Visual layout records:

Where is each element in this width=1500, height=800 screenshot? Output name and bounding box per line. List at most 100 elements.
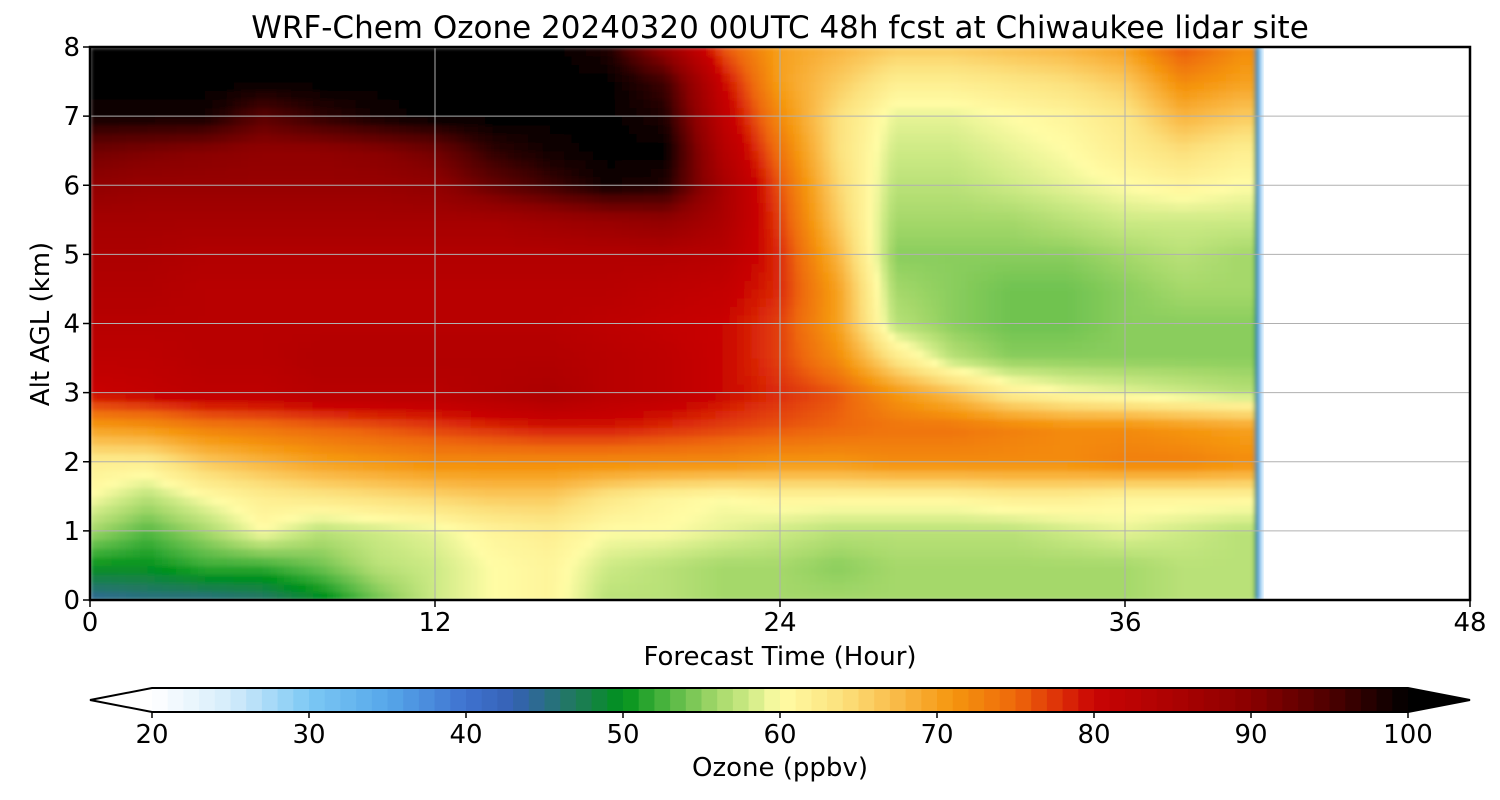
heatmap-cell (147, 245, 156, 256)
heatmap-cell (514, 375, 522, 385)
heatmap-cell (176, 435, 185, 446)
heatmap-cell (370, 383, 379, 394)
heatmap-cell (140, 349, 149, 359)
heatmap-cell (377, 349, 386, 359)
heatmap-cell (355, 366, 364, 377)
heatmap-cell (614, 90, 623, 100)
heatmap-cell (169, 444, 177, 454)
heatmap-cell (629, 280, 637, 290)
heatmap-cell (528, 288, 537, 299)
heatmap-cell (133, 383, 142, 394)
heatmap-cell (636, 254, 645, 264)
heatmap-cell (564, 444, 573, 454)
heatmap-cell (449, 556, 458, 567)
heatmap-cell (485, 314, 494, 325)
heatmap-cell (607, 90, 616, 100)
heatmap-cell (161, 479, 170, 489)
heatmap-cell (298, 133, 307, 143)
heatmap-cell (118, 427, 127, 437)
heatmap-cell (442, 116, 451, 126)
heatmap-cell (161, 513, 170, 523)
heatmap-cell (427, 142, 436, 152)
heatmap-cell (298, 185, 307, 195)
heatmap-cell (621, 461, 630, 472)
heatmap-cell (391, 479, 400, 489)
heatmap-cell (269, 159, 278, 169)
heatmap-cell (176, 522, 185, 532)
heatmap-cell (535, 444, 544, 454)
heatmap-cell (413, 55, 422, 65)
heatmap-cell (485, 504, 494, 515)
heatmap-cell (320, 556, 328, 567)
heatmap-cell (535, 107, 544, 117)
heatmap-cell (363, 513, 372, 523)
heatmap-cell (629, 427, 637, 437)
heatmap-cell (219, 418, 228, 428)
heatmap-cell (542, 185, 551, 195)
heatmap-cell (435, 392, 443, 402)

Goal of the exercise: Print the lines verbatim, beginning with the line containing "heatmap-cell (147, 245, 156, 256)" and continuing through the final line of the records.

Output:
heatmap-cell (147, 245, 156, 256)
heatmap-cell (514, 375, 522, 385)
heatmap-cell (176, 435, 185, 446)
heatmap-cell (370, 383, 379, 394)
heatmap-cell (140, 349, 149, 359)
heatmap-cell (377, 349, 386, 359)
heatmap-cell (355, 366, 364, 377)
heatmap-cell (614, 90, 623, 100)
heatmap-cell (169, 444, 177, 454)
heatmap-cell (629, 280, 637, 290)
heatmap-cell (528, 288, 537, 299)
heatmap-cell (133, 383, 142, 394)
heatmap-cell (636, 254, 645, 264)
heatmap-cell (564, 444, 573, 454)
heatmap-cell (449, 556, 458, 567)
heatmap-cell (485, 314, 494, 325)
heatmap-cell (607, 90, 616, 100)
heatmap-cell (161, 479, 170, 489)
heatmap-cell (298, 133, 307, 143)
heatmap-cell (118, 427, 127, 437)
heatmap-cell (442, 116, 451, 126)
heatmap-cell (161, 513, 170, 523)
heatmap-cell (427, 142, 436, 152)
heatmap-cell (298, 185, 307, 195)
heatmap-cell (621, 461, 630, 472)
heatmap-cell (391, 479, 400, 489)
heatmap-cell (269, 159, 278, 169)
heatmap-cell (176, 522, 185, 532)
heatmap-cell (535, 444, 544, 454)
heatmap-cell (413, 55, 422, 65)
heatmap-cell (485, 504, 494, 515)
heatmap-cell (320, 556, 328, 567)
heatmap-cell (535, 107, 544, 117)
heatmap-cell (363, 513, 372, 523)
heatmap-cell (629, 427, 637, 437)
heatmap-cell (219, 418, 228, 428)
heatmap-cell (542, 185, 551, 195)
heatmap-cell (435, 392, 443, 402)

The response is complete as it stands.